Repeat every line of the material, character for character.

● **Saved entries**
::::::::::
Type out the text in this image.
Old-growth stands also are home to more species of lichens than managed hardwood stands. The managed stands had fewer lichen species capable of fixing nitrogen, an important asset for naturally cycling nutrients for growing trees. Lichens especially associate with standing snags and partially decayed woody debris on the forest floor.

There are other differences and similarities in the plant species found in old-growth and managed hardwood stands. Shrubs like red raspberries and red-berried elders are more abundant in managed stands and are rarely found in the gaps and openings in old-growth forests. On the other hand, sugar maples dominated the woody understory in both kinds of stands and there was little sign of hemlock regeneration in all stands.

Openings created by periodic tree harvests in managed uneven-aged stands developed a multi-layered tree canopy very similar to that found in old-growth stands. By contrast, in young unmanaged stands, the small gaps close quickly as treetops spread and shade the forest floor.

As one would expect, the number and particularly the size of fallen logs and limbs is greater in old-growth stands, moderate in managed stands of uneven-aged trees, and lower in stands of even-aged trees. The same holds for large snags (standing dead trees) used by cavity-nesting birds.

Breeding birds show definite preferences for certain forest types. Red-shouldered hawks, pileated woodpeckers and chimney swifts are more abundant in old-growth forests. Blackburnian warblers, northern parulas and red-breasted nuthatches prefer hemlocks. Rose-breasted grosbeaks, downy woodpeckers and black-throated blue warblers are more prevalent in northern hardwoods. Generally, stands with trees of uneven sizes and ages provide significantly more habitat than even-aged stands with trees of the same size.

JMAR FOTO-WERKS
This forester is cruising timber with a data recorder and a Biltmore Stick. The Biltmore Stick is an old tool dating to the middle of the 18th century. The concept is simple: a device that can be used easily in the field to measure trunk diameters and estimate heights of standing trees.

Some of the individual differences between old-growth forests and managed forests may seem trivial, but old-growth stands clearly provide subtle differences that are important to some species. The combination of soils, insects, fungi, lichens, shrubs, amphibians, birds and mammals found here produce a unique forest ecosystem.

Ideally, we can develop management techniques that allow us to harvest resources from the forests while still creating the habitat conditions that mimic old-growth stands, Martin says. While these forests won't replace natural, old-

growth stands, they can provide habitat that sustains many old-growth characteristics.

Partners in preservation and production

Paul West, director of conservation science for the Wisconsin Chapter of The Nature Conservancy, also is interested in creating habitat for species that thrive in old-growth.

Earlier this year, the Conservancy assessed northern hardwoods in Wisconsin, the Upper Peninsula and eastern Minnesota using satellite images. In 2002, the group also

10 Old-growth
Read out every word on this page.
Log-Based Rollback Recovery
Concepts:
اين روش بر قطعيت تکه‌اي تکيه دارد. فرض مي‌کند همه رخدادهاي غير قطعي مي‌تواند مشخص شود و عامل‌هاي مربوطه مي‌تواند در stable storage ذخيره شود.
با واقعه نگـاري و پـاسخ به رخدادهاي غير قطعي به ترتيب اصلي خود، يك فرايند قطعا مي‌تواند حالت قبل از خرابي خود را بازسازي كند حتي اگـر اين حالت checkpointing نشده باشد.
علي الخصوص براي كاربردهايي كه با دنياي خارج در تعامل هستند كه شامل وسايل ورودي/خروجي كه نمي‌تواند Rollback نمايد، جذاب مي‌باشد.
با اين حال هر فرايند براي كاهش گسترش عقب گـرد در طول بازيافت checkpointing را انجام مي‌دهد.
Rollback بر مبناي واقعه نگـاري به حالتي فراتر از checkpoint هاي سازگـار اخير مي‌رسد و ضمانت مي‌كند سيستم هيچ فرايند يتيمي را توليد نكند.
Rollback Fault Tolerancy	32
::::::::::
● **Written answer**
Type out the text in this image.
Old-growth stands also are home to more species of lichens than managed hardwood stands. The managed stands had fewer lichen species capable of fixing nitrogen, an important asset for naturally cycling nutrients for growing trees. Lichens especially associate with standing snags and partially decayed woody debris on the forest floor.

There are other differences and similarities in the plant species found in old-growth and managed hardwood stands. Shrubs like red raspberries and red-berried elders are more abundant in managed stands and are rarely found in the gaps and openings in old-growth forests. On the other hand, sugar maples dominated the woody understory in both kinds of stands and there was little sign of hemlock regeneration in all stands.

Openings created by periodic tree harvests in managed uneven-aged stands developed a multi-layered tree canopy very similar to that found in old-growth stands. By contrast, in young unmanaged stands, the small gaps close quickly as treetops spread and shade the forest floor.

As one would expect, the number and particularly the size of fallen logs and limbs is greater in old-growth stands, moderate in managed stands of uneven-aged trees, and lower in stands of even-aged trees. The same holds for large snags (standing dead trees) used by cavity-nesting birds.

Breeding birds show definite preferences for certain forest types. Red-shouldered hawks, pileated woodpeckers and chimney swifts are more abundant in old-growth forests. Blackburnian warblers, northern parulas and red-breasted nuthatches prefer hemlocks. Rose-breasted grosbeaks, downy woodpeckers and black-throated blue warblers are more prevalent in northern hardwoods. Generally, stands with trees of uneven sizes and ages provide significantly more habitat than even-aged stands with trees of the same size.

JMAR FOTO-WERKS
This forester is cruising timber with a data recorder and a Biltmore Stick. The Biltmore Stick is an old tool dating to the middle of the 18th century. The concept is simple: a device that can be used easily in the field to measure trunk diameters and estimate heights of standing trees.

Some of the individual differences between old-growth forests and managed forests may seem trivial, but old-growth stands clearly provide subtle differences that are important to some species. The combination of soils, insects, fungi, lichens, shrubs, amphibians, birds and mammals found here produce a unique forest ecosystem.

Ideally, we can develop management techniques that allow us to harvest resources from the forests while still creating the habitat conditions that mimic old-growth stands, Martin says. While these forests won't replace natural, old-

growth stands, they can provide habitat that sustains many old-growth characteristics.

Partners in preservation and production

Paul West, director of conservation science for the Wisconsin Chapter of The Nature Conservancy, also is interested in creating habitat for species that thrive in old-growth.

Earlier this year, the Conservancy assessed northern hardwoods in Wisconsin, the Upper Peninsula and eastern Minnesota using satellite images. In 2002, the group also

10 Old-growth
Read out every word on this page.
Log-Based Rollback Recovery
Concepts:
اين روش بر قطعيت تکه‌اي تکيه دارد. فرض مي‌کند همه رخدادهاي غير قطعي مي‌تواند مشخص شود و عامل‌هاي مربوطه مي‌تواند در stable storage ذخيره شود.
با واقعه نگـاري و پـاسخ به رخدادهاي غير قطعي به ترتيب اصلي خود، يك فرايند قطعا مي‌تواند حالت قبل از خرابي خود را بازسازي كند حتي اگـر اين حالت checkpointing نشده باشد.
علي الخصوص براي كاربردهايي كه با دنياي خارج در تعامل هستند كه شامل وسايل ورودي/خروجي كه نمي‌تواند Rollback نمايد، جذاب مي‌باشد.
با اين حال هر فرايند براي كاهش گسترش عقب گـرد در طول بازيافت checkpointing را انجام مي‌دهد.
Rollback بر مبناي واقعه نگـاري به حالتي فراتر از checkpoint هاي سازگـار اخير مي‌رسد و ضمانت مي‌كند سيستم هيچ فرايند يتيمي را توليد نكند.
Rollback Fault Tolerancy	32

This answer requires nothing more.